Excerpt from a dataset:
####################

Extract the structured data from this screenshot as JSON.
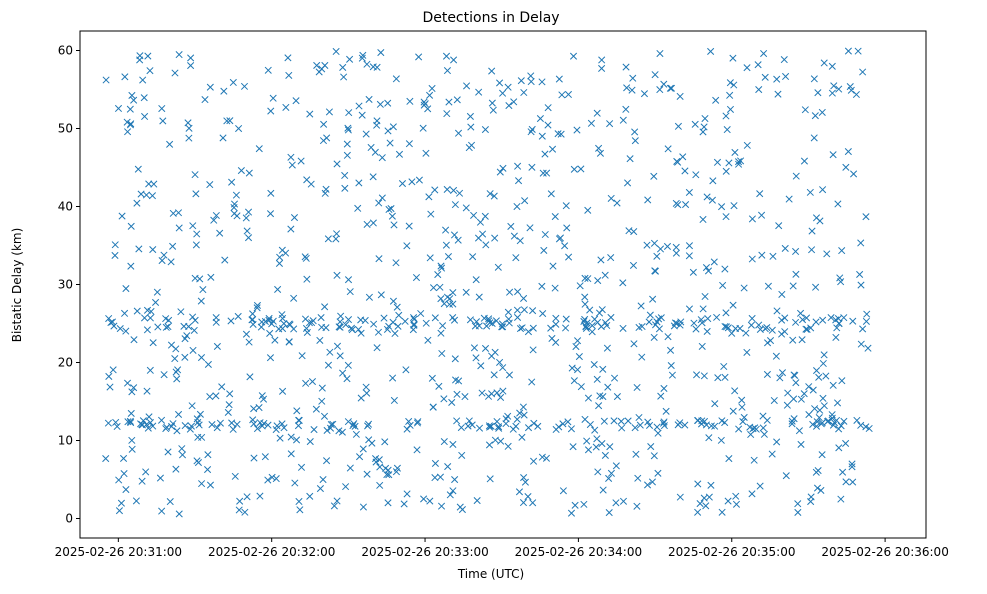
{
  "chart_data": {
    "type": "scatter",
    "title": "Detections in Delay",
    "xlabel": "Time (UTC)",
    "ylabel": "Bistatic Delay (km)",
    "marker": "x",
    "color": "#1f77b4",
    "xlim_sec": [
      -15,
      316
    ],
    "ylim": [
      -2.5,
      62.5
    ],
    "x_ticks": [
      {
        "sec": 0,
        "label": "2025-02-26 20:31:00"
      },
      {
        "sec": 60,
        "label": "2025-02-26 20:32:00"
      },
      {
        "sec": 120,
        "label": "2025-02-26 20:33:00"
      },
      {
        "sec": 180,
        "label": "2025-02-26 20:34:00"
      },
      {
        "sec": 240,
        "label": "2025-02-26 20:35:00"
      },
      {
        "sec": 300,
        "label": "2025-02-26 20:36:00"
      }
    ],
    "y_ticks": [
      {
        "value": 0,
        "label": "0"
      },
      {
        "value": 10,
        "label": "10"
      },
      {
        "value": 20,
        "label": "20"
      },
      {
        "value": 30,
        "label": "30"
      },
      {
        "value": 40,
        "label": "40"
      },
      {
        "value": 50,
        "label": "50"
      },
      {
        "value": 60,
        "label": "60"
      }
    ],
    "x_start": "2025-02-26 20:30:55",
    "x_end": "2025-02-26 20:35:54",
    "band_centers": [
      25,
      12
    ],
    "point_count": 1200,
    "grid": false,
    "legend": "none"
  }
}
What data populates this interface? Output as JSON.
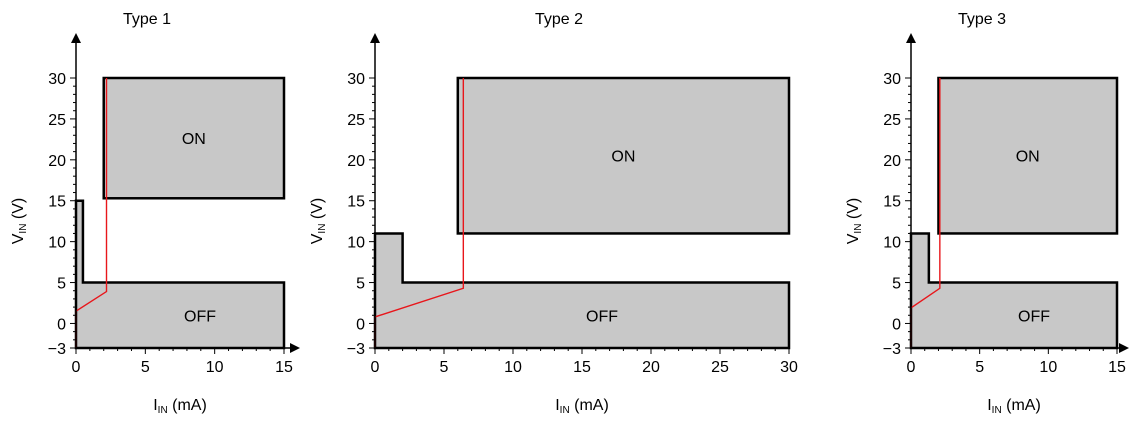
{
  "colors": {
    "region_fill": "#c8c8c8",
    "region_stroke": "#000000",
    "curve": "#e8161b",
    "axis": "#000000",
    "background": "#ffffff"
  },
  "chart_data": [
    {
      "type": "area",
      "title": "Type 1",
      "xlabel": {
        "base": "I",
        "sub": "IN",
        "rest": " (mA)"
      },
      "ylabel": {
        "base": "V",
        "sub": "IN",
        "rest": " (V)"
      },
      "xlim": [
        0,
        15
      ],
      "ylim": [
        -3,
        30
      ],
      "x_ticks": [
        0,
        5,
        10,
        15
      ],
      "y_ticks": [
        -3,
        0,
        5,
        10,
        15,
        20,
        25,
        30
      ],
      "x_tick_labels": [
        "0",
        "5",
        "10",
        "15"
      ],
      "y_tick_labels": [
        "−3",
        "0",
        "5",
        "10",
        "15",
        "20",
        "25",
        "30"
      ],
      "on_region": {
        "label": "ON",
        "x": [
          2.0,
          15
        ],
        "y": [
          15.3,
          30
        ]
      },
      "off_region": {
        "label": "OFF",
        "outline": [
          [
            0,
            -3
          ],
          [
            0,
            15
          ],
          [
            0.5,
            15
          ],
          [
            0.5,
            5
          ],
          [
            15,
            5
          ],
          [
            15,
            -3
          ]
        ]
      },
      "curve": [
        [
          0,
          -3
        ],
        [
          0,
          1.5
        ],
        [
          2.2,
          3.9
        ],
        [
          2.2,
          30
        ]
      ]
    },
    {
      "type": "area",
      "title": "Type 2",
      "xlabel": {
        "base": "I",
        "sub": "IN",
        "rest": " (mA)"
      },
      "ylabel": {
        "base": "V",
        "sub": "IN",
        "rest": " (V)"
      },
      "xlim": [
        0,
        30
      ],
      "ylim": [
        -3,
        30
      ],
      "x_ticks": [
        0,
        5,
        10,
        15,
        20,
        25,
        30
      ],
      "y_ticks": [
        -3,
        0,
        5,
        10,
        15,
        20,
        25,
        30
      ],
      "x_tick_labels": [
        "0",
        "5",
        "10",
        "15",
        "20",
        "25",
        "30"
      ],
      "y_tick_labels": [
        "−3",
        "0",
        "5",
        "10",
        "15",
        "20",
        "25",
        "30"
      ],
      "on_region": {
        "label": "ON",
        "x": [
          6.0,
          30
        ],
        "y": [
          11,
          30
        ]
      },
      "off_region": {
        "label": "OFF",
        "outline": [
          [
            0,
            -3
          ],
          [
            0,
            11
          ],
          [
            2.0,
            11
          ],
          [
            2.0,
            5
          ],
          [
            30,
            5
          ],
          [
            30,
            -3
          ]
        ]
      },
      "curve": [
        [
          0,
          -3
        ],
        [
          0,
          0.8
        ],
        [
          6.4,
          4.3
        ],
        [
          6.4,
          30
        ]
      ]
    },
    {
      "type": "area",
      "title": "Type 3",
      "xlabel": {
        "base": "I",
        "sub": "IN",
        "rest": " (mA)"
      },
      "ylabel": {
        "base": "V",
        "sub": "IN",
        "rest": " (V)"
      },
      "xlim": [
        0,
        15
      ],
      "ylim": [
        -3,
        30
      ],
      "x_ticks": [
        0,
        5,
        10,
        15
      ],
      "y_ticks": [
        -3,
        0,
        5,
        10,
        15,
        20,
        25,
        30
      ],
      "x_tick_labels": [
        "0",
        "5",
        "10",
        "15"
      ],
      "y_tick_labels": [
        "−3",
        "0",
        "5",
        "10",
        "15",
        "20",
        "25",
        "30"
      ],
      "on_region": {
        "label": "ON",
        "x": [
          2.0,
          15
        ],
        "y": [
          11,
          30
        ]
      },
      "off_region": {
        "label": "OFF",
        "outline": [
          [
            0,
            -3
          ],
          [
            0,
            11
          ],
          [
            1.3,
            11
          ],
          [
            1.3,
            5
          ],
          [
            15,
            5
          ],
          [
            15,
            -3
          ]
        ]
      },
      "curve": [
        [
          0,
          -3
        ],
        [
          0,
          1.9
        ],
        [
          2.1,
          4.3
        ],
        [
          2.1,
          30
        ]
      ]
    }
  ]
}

####################

#### Directive:
Pictures are excluded; output everything else in the data verbatim.

#### Final result:
Extract the structured data from this screenshot as JSON.
{
  "chart_data": {
    "type": "scatter",
    "title": "Detections in Delay",
    "xlabel": "Time (UTC)",
    "ylabel": "Bistatic Delay (km)",
    "marker": "x",
    "color": "#1f77b4",
    "xlim_sec": [
      -15,
      316
    ],
    "ylim": [
      -2.5,
      62.5
    ],
    "x_ticks": [
      {
        "sec": 0,
        "label": "2025-02-26 20:31:00"
      },
      {
        "sec": 60,
        "label": "2025-02-26 20:32:00"
      },
      {
        "sec": 120,
        "label": "2025-02-26 20:33:00"
      },
      {
        "sec": 180,
        "label": "2025-02-26 20:34:00"
      },
      {
        "sec": 240,
        "label": "2025-02-26 20:35:00"
      },
      {
        "sec": 300,
        "label": "2025-02-26 20:36:00"
      }
    ],
    "y_ticks": [
      {
        "value": 0,
        "label": "0"
      },
      {
        "value": 10,
        "label": "10"
      },
      {
        "value": 20,
        "label": "20"
      },
      {
        "value": 30,
        "label": "30"
      },
      {
        "value": 40,
        "label": "40"
      },
      {
        "value": 50,
        "label": "50"
      },
      {
        "value": 60,
        "label": "60"
      }
    ],
    "x_start": "2025-02-26 20:30:55",
    "x_end": "2025-02-26 20:35:54",
    "band_centers": [
      25,
      12
    ],
    "point_count": 1200,
    "grid": false,
    "legend": "none"
  }
}
What data populates this interface? Output as JSON.
{
  "colors": {
    "region_fill": "#c8c8c8",
    "region_stroke": "#000000",
    "curve": "#e8161b",
    "axis": "#000000",
    "background": "#ffffff"
  },
  "chart_data": [
    {
      "type": "area",
      "title": "Type 1",
      "xlabel": {
        "base": "I",
        "sub": "IN",
        "rest": " (mA)"
      },
      "ylabel": {
        "base": "V",
        "sub": "IN",
        "rest": " (V)"
      },
      "xlim": [
        0,
        15
      ],
      "ylim": [
        -3,
        30
      ],
      "x_ticks": [
        0,
        5,
        10,
        15
      ],
      "y_ticks": [
        -3,
        0,
        5,
        10,
        15,
        20,
        25,
        30
      ],
      "x_tick_labels": [
        "0",
        "5",
        "10",
        "15"
      ],
      "y_tick_labels": [
        "−3",
        "0",
        "5",
        "10",
        "15",
        "20",
        "25",
        "30"
      ],
      "on_region": {
        "label": "ON",
        "x": [
          2.0,
          15
        ],
        "y": [
          15.3,
          30
        ]
      },
      "off_region": {
        "label": "OFF",
        "outline": [
          [
            0,
            -3
          ],
          [
            0,
            15
          ],
          [
            0.5,
            15
          ],
          [
            0.5,
            5
          ],
          [
            15,
            5
          ],
          [
            15,
            -3
          ]
        ]
      },
      "curve": [
        [
          0,
          -3
        ],
        [
          0,
          1.5
        ],
        [
          2.2,
          3.9
        ],
        [
          2.2,
          30
        ]
      ]
    },
    {
      "type": "area",
      "title": "Type 2",
      "xlabel": {
        "base": "I",
        "sub": "IN",
        "rest": " (mA)"
      },
      "ylabel": {
        "base": "V",
        "sub": "IN",
        "rest": " (V)"
      },
      "xlim": [
        0,
        30
      ],
      "ylim": [
        -3,
        30
      ],
      "x_ticks": [
        0,
        5,
        10,
        15,
        20,
        25,
        30
      ],
      "y_ticks": [
        -3,
        0,
        5,
        10,
        15,
        20,
        25,
        30
      ],
      "x_tick_labels": [
        "0",
        "5",
        "10",
        "15",
        "20",
        "25",
        "30"
      ],
      "y_tick_labels": [
        "−3",
        "0",
        "5",
        "10",
        "15",
        "20",
        "25",
        "30"
      ],
      "on_region": {
        "label": "ON",
        "x": [
          6.0,
          30
        ],
        "y": [
          11,
          30
        ]
      },
      "off_region": {
        "label": "OFF",
        "outline": [
          [
            0,
            -3
          ],
          [
            0,
            11
          ],
          [
            2.0,
            11
          ],
          [
            2.0,
            5
          ],
          [
            30,
            5
          ],
          [
            30,
            -3
          ]
        ]
      },
      "curve": [
        [
          0,
          -3
        ],
        [
          0,
          0.8
        ],
        [
          6.4,
          4.3
        ],
        [
          6.4,
          30
        ]
      ]
    },
    {
      "type": "area",
      "title": "Type 3",
      "xlabel": {
        "base": "I",
        "sub": "IN",
        "rest": " (mA)"
      },
      "ylabel": {
        "base": "V",
        "sub": "IN",
        "rest": " (V)"
      },
      "xlim": [
        0,
        15
      ],
      "ylim": [
        -3,
        30
      ],
      "x_ticks": [
        0,
        5,
        10,
        15
      ],
      "y_ticks": [
        -3,
        0,
        5,
        10,
        15,
        20,
        25,
        30
      ],
      "x_tick_labels": [
        "0",
        "5",
        "10",
        "15"
      ],
      "y_tick_labels": [
        "−3",
        "0",
        "5",
        "10",
        "15",
        "20",
        "25",
        "30"
      ],
      "on_region": {
        "label": "ON",
        "x": [
          2.0,
          15
        ],
        "y": [
          11,
          30
        ]
      },
      "off_region": {
        "label": "OFF",
        "outline": [
          [
            0,
            -3
          ],
          [
            0,
            11
          ],
          [
            1.3,
            11
          ],
          [
            1.3,
            5
          ],
          [
            15,
            5
          ],
          [
            15,
            -3
          ]
        ]
      },
      "curve": [
        [
          0,
          -3
        ],
        [
          0,
          1.9
        ],
        [
          2.1,
          4.3
        ],
        [
          2.1,
          30
        ]
      ]
    }
  ]
}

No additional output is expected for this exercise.